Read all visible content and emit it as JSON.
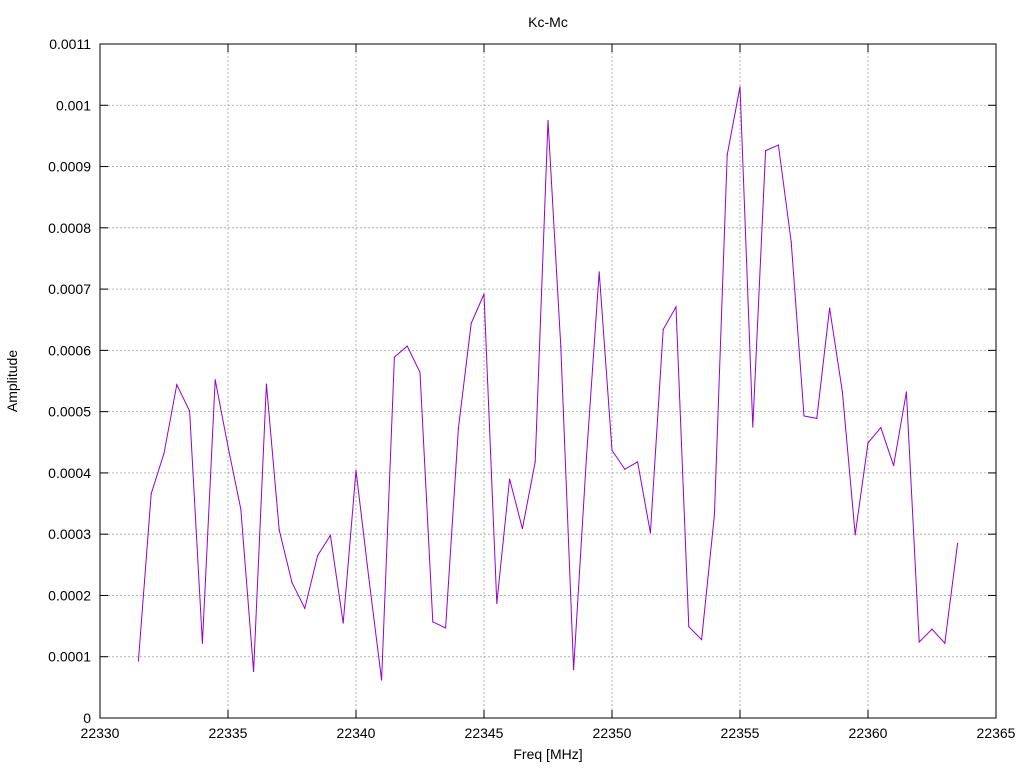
{
  "chart_data": {
    "type": "line",
    "title": "Kc-Mc",
    "xlabel": "Freq [MHz]",
    "ylabel": "Amplitude",
    "xlim": [
      22330,
      22365
    ],
    "ylim": [
      0,
      0.0011
    ],
    "x_ticks": [
      22330,
      22335,
      22340,
      22345,
      22350,
      22355,
      22360,
      22365
    ],
    "x_tick_labels": [
      "22330",
      "22335",
      "22340",
      "22345",
      "22350",
      "22355",
      "22360",
      "22365"
    ],
    "y_ticks": [
      0,
      0.0001,
      0.0002,
      0.0003,
      0.0004,
      0.0005,
      0.0006,
      0.0007,
      0.0008,
      0.0009,
      0.001,
      0.0011
    ],
    "y_tick_labels": [
      "0",
      "0.0001",
      "0.0002",
      "0.0003",
      "0.0004",
      "0.0005",
      "0.0006",
      "0.0007",
      "0.0008",
      "0.0009",
      "0.001",
      "0.0011"
    ],
    "grid": true,
    "series": [
      {
        "color": "#9400d3",
        "x": [
          22331.5,
          22332,
          22332.5,
          22333,
          22333.5,
          22334,
          22334.5,
          22335,
          22335.5,
          22336,
          22336.5,
          22337,
          22337.5,
          22338,
          22338.5,
          22339,
          22339.5,
          22340,
          22340.5,
          22341,
          22341.5,
          22342,
          22342.5,
          22343,
          22343.5,
          22344,
          22344.5,
          22345,
          22345.5,
          22346,
          22346.5,
          22347,
          22347.5,
          22348,
          22348.5,
          22349,
          22349.5,
          22350,
          22350.5,
          22351,
          22351.5,
          22352,
          22352.5,
          22353,
          22353.5,
          22354,
          22354.5,
          22355,
          22355.5,
          22356,
          22356.5,
          22357,
          22357.5,
          22358,
          22358.5,
          22359,
          22359.5,
          22360,
          22360.5,
          22361,
          22361.5,
          22362,
          22362.5,
          22363,
          22363.5
        ],
        "y": [
          9.3e-05,
          0.000366,
          0.000432,
          0.000544,
          0.000501,
          0.000122,
          0.000552,
          0.000443,
          0.000341,
          7.6e-05,
          0.000545,
          0.000307,
          0.000221,
          0.000179,
          0.000265,
          0.000298,
          0.000155,
          0.000404,
          0.000229,
          6.2e-05,
          0.000589,
          0.000607,
          0.000564,
          0.000157,
          0.000147,
          0.000473,
          0.000644,
          0.000692,
          0.000187,
          0.00039,
          0.000309,
          0.000418,
          0.000975,
          0.000606,
          7.9e-05,
          0.000424,
          0.000728,
          0.000437,
          0.000406,
          0.000418,
          0.000302,
          0.000634,
          0.000671,
          0.000149,
          0.000128,
          0.000331,
          0.000919,
          0.00103,
          0.000475,
          0.000926,
          0.000935,
          0.000777,
          0.000493,
          0.000489,
          0.000669,
          0.000532,
          0.000299,
          0.000449,
          0.000474,
          0.000412,
          0.000532,
          0.000124,
          0.000145,
          0.000122,
          0.000285
        ]
      }
    ]
  }
}
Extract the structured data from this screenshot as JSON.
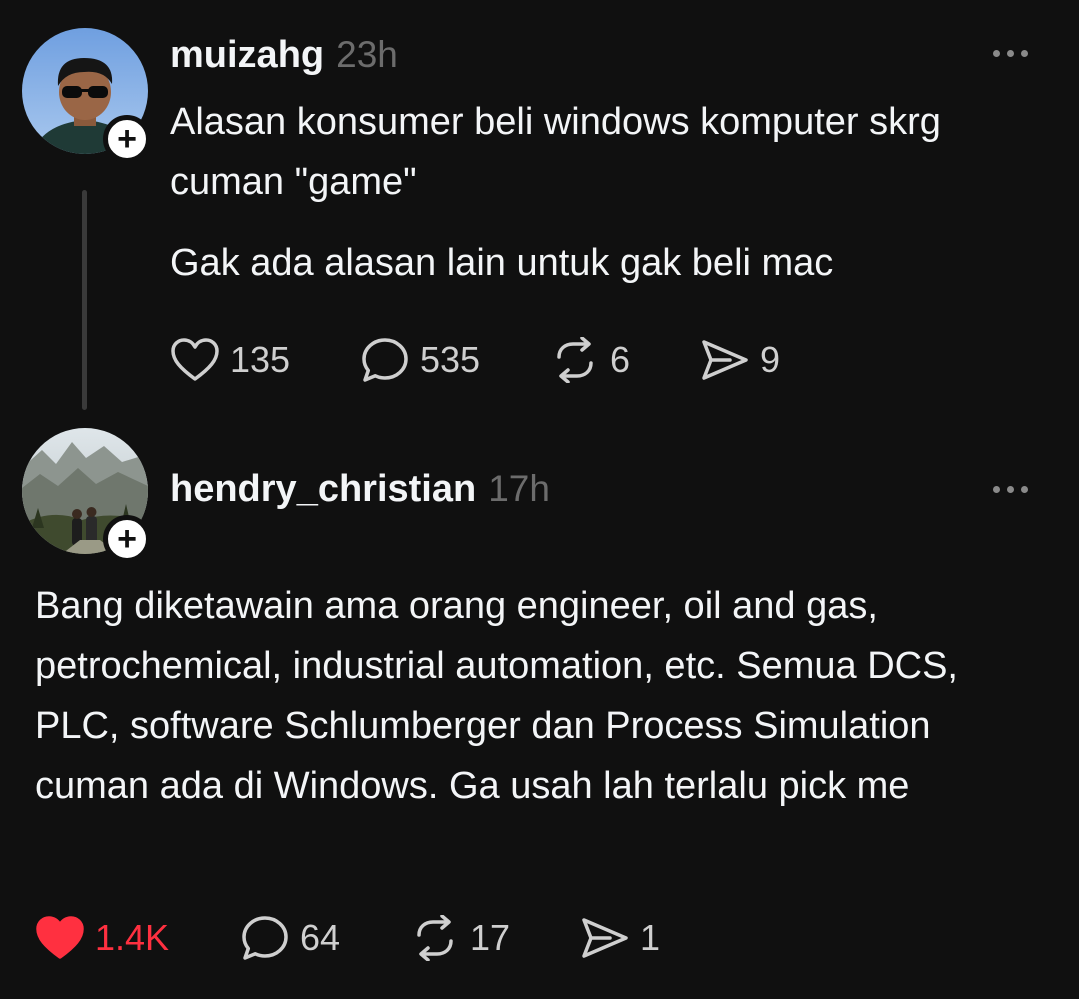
{
  "posts": [
    {
      "username": "muizahg",
      "time": "23h",
      "paragraphs": [
        "Alasan konsumer beli windows komputer skrg cuman \"game\"",
        "Gak ada alasan lain untuk gak beli mac"
      ],
      "likes": "135",
      "replies": "535",
      "reposts": "6",
      "shares": "9",
      "liked": false
    },
    {
      "username": "hendry_christian",
      "time": "17h",
      "paragraphs": [
        "Bang diketawain ama orang engineer, oil and gas, petrochemical, industrial automation, etc. Semua DCS, PLC, software Schlumberger dan Process Simulation cuman ada di Windows. Ga usah lah terlalu pick me"
      ],
      "likes": "1.4K",
      "replies": "64",
      "reposts": "17",
      "shares": "1",
      "liked": true
    }
  ],
  "colors": {
    "background": "#101010",
    "text": "#f3f5f7",
    "muted": "#6c6c6c",
    "liked": "#ff3040",
    "icon": "#cfcfcf"
  },
  "icons": {
    "like": "heart-icon",
    "reply": "speech-bubble-icon",
    "repost": "repost-arrows-icon",
    "share": "paper-plane-icon",
    "more": "ellipsis-icon",
    "follow": "plus-icon"
  }
}
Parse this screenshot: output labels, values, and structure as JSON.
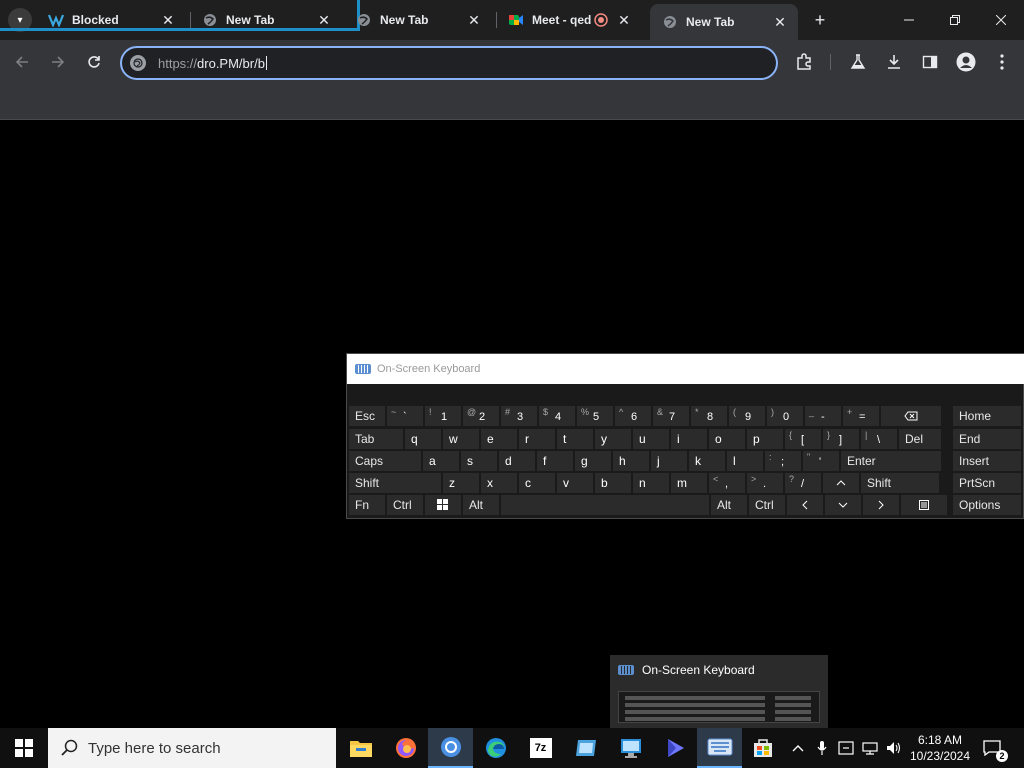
{
  "browser": {
    "tabs": [
      {
        "title": "Blocked",
        "icon": "blocked-favicon"
      },
      {
        "title": "New Tab",
        "icon": "globe-icon"
      },
      {
        "title": "New Tab",
        "icon": "globe-icon"
      },
      {
        "title": "Meet - qed",
        "icon": "meet-icon"
      },
      {
        "title": "New Tab",
        "icon": "globe-icon"
      }
    ],
    "address": {
      "scheme": "https://",
      "value": "dro.PM/br/b"
    },
    "group_color": "#1e90c9"
  },
  "osk": {
    "title": "On-Screen Keyboard",
    "row1": [
      {
        "shift": "~",
        "main": "`"
      },
      {
        "shift": "!",
        "main": "1"
      },
      {
        "shift": "@",
        "main": "2"
      },
      {
        "shift": "#",
        "main": "3"
      },
      {
        "shift": "$",
        "main": "4"
      },
      {
        "shift": "%",
        "main": "5"
      },
      {
        "shift": "^",
        "main": "6"
      },
      {
        "shift": "&",
        "main": "7"
      },
      {
        "shift": "*",
        "main": "8"
      },
      {
        "shift": "(",
        "main": "9"
      },
      {
        "shift": ")",
        "main": "0"
      },
      {
        "shift": "_",
        "main": "-"
      },
      {
        "shift": "+",
        "main": "="
      }
    ],
    "row2_letters": [
      "q",
      "w",
      "e",
      "r",
      "t",
      "y",
      "u",
      "i",
      "o",
      "p"
    ],
    "row2_brackets": [
      {
        "shift": "{",
        "main": "["
      },
      {
        "shift": "}",
        "main": "]"
      },
      {
        "shift": "|",
        "main": "\\"
      }
    ],
    "row3_letters": [
      "a",
      "s",
      "d",
      "f",
      "g",
      "h",
      "j",
      "k",
      "l"
    ],
    "row3_punct": [
      {
        "shift": ":",
        "main": ";"
      },
      {
        "shift": "\"",
        "main": "'"
      }
    ],
    "row4_letters": [
      "z",
      "x",
      "c",
      "v",
      "b",
      "n",
      "m"
    ],
    "row4_punct": [
      {
        "shift": "<",
        "main": ","
      },
      {
        "shift": ">",
        "main": "."
      },
      {
        "shift": "?",
        "main": "/"
      }
    ],
    "labels": {
      "esc": "Esc",
      "tab": "Tab",
      "caps": "Caps",
      "shift": "Shift",
      "fn": "Fn",
      "ctrl": "Ctrl",
      "alt": "Alt",
      "enter": "Enter",
      "del": "Del",
      "home": "Home",
      "end": "End",
      "insert": "Insert",
      "prtscn": "PrtScn",
      "options": "Options"
    }
  },
  "thumbnail": {
    "title": "On-Screen Keyboard"
  },
  "taskbar": {
    "search_placeholder": "Type here to search",
    "apps": [
      "file-explorer-icon",
      "firefox-icon",
      "chrome-icon",
      "edge-icon",
      "7zip-icon",
      "app-icon",
      "remote-desktop-icon",
      "media-player-icon",
      "on-screen-keyboard-icon",
      "store-icon"
    ],
    "app_label_7z": "7z",
    "time": "6:18 AM",
    "date": "10/23/2024",
    "notification_count": "2"
  }
}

• • • •

Write out the entries above verbatim; the pictures do not belong in your copy.

▸ Answer for this exercise
Read all visible content and emit it as JSON.
{
  "chart_data": {
    "type": "line",
    "title": "Kc-Mc",
    "xlabel": "Freq [MHz]",
    "ylabel": "Amplitude",
    "xlim": [
      22330,
      22365
    ],
    "ylim": [
      0,
      0.0011
    ],
    "x_ticks": [
      22330,
      22335,
      22340,
      22345,
      22350,
      22355,
      22360,
      22365
    ],
    "x_tick_labels": [
      "22330",
      "22335",
      "22340",
      "22345",
      "22350",
      "22355",
      "22360",
      "22365"
    ],
    "y_ticks": [
      0,
      0.0001,
      0.0002,
      0.0003,
      0.0004,
      0.0005,
      0.0006,
      0.0007,
      0.0008,
      0.0009,
      0.001,
      0.0011
    ],
    "y_tick_labels": [
      "0",
      "0.0001",
      "0.0002",
      "0.0003",
      "0.0004",
      "0.0005",
      "0.0006",
      "0.0007",
      "0.0008",
      "0.0009",
      "0.001",
      "0.0011"
    ],
    "grid": true,
    "series": [
      {
        "color": "#9400d3",
        "x": [
          22331.5,
          22332,
          22332.5,
          22333,
          22333.5,
          22334,
          22334.5,
          22335,
          22335.5,
          22336,
          22336.5,
          22337,
          22337.5,
          22338,
          22338.5,
          22339,
          22339.5,
          22340,
          22340.5,
          22341,
          22341.5,
          22342,
          22342.5,
          22343,
          22343.5,
          22344,
          22344.5,
          22345,
          22345.5,
          22346,
          22346.5,
          22347,
          22347.5,
          22348,
          22348.5,
          22349,
          22349.5,
          22350,
          22350.5,
          22351,
          22351.5,
          22352,
          22352.5,
          22353,
          22353.5,
          22354,
          22354.5,
          22355,
          22355.5,
          22356,
          22356.5,
          22357,
          22357.5,
          22358,
          22358.5,
          22359,
          22359.5,
          22360,
          22360.5,
          22361,
          22361.5,
          22362,
          22362.5,
          22363,
          22363.5
        ],
        "y": [
          9.3e-05,
          0.000366,
          0.000432,
          0.000544,
          0.000501,
          0.000122,
          0.000552,
          0.000443,
          0.000341,
          7.6e-05,
          0.000545,
          0.000307,
          0.000221,
          0.000179,
          0.000265,
          0.000298,
          0.000155,
          0.000404,
          0.000229,
          6.2e-05,
          0.000589,
          0.000607,
          0.000564,
          0.000157,
          0.000147,
          0.000473,
          0.000644,
          0.000692,
          0.000187,
          0.00039,
          0.000309,
          0.000418,
          0.000975,
          0.000606,
          7.9e-05,
          0.000424,
          0.000728,
          0.000437,
          0.000406,
          0.000418,
          0.000302,
          0.000634,
          0.000671,
          0.000149,
          0.000128,
          0.000331,
          0.000919,
          0.00103,
          0.000475,
          0.000926,
          0.000935,
          0.000777,
          0.000493,
          0.000489,
          0.000669,
          0.000532,
          0.000299,
          0.000449,
          0.000474,
          0.000412,
          0.000532,
          0.000124,
          0.000145,
          0.000122,
          0.000285
        ]
      }
    ]
  }
}
Extract the structured data from this screenshot as JSON.
{
  "posts": [
    {
      "username": "muizahg",
      "time": "23h",
      "paragraphs": [
        "Alasan konsumer beli windows komputer skrg cuman \"game\"",
        "Gak ada alasan lain untuk gak beli mac"
      ],
      "likes": "135",
      "replies": "535",
      "reposts": "6",
      "shares": "9",
      "liked": false
    },
    {
      "username": "hendry_christian",
      "time": "17h",
      "paragraphs": [
        "Bang diketawain ama orang engineer, oil and gas, petrochemical, industrial automation, etc. Semua DCS, PLC, software Schlumberger dan Process Simulation cuman ada di Windows. Ga usah lah terlalu pick me"
      ],
      "likes": "1.4K",
      "replies": "64",
      "reposts": "17",
      "shares": "1",
      "liked": true
    }
  ],
  "colors": {
    "background": "#101010",
    "text": "#f3f5f7",
    "muted": "#6c6c6c",
    "liked": "#ff3040",
    "icon": "#cfcfcf"
  },
  "icons": {
    "like": "heart-icon",
    "reply": "speech-bubble-icon",
    "repost": "repost-arrows-icon",
    "share": "paper-plane-icon",
    "more": "ellipsis-icon",
    "follow": "plus-icon"
  }
}
Parse this screenshot: output labels, values, and structure as JSON.
{
  "browser": {
    "tabs": [
      {
        "title": "Blocked",
        "icon": "blocked-favicon"
      },
      {
        "title": "New Tab",
        "icon": "globe-icon"
      },
      {
        "title": "New Tab",
        "icon": "globe-icon"
      },
      {
        "title": "Meet - qed",
        "icon": "meet-icon"
      },
      {
        "title": "New Tab",
        "icon": "globe-icon"
      }
    ],
    "address": {
      "scheme": "https://",
      "value": "dro.PM/br/b"
    },
    "group_color": "#1e90c9"
  },
  "osk": {
    "title": "On-Screen Keyboard",
    "row1": [
      {
        "shift": "~",
        "main": "`"
      },
      {
        "shift": "!",
        "main": "1"
      },
      {
        "shift": "@",
        "main": "2"
      },
      {
        "shift": "#",
        "main": "3"
      },
      {
        "shift": "$",
        "main": "4"
      },
      {
        "shift": "%",
        "main": "5"
      },
      {
        "shift": "^",
        "main": "6"
      },
      {
        "shift": "&",
        "main": "7"
      },
      {
        "shift": "*",
        "main": "8"
      },
      {
        "shift": "(",
        "main": "9"
      },
      {
        "shift": ")",
        "main": "0"
      },
      {
        "shift": "_",
        "main": "-"
      },
      {
        "shift": "+",
        "main": "="
      }
    ],
    "row2_letters": [
      "q",
      "w",
      "e",
      "r",
      "t",
      "y",
      "u",
      "i",
      "o",
      "p"
    ],
    "row2_brackets": [
      {
        "shift": "{",
        "main": "["
      },
      {
        "shift": "}",
        "main": "]"
      },
      {
        "shift": "|",
        "main": "\\"
      }
    ],
    "row3_letters": [
      "a",
      "s",
      "d",
      "f",
      "g",
      "h",
      "j",
      "k",
      "l"
    ],
    "row3_punct": [
      {
        "shift": ":",
        "main": ";"
      },
      {
        "shift": "\"",
        "main": "'"
      }
    ],
    "row4_letters": [
      "z",
      "x",
      "c",
      "v",
      "b",
      "n",
      "m"
    ],
    "row4_punct": [
      {
        "shift": "<",
        "main": ","
      },
      {
        "shift": ">",
        "main": "."
      },
      {
        "shift": "?",
        "main": "/"
      }
    ],
    "labels": {
      "esc": "Esc",
      "tab": "Tab",
      "caps": "Caps",
      "shift": "Shift",
      "fn": "Fn",
      "ctrl": "Ctrl",
      "alt": "Alt",
      "enter": "Enter",
      "del": "Del",
      "home": "Home",
      "end": "End",
      "insert": "Insert",
      "prtscn": "PrtScn",
      "options": "Options"
    }
  },
  "thumbnail": {
    "title": "On-Screen Keyboard"
  },
  "taskbar": {
    "search_placeholder": "Type here to search",
    "apps": [
      "file-explorer-icon",
      "firefox-icon",
      "chrome-icon",
      "edge-icon",
      "7zip-icon",
      "app-icon",
      "remote-desktop-icon",
      "media-player-icon",
      "on-screen-keyboard-icon",
      "store-icon"
    ],
    "app_label_7z": "7z",
    "time": "6:18 AM",
    "date": "10/23/2024",
    "notification_count": "2"
  }
}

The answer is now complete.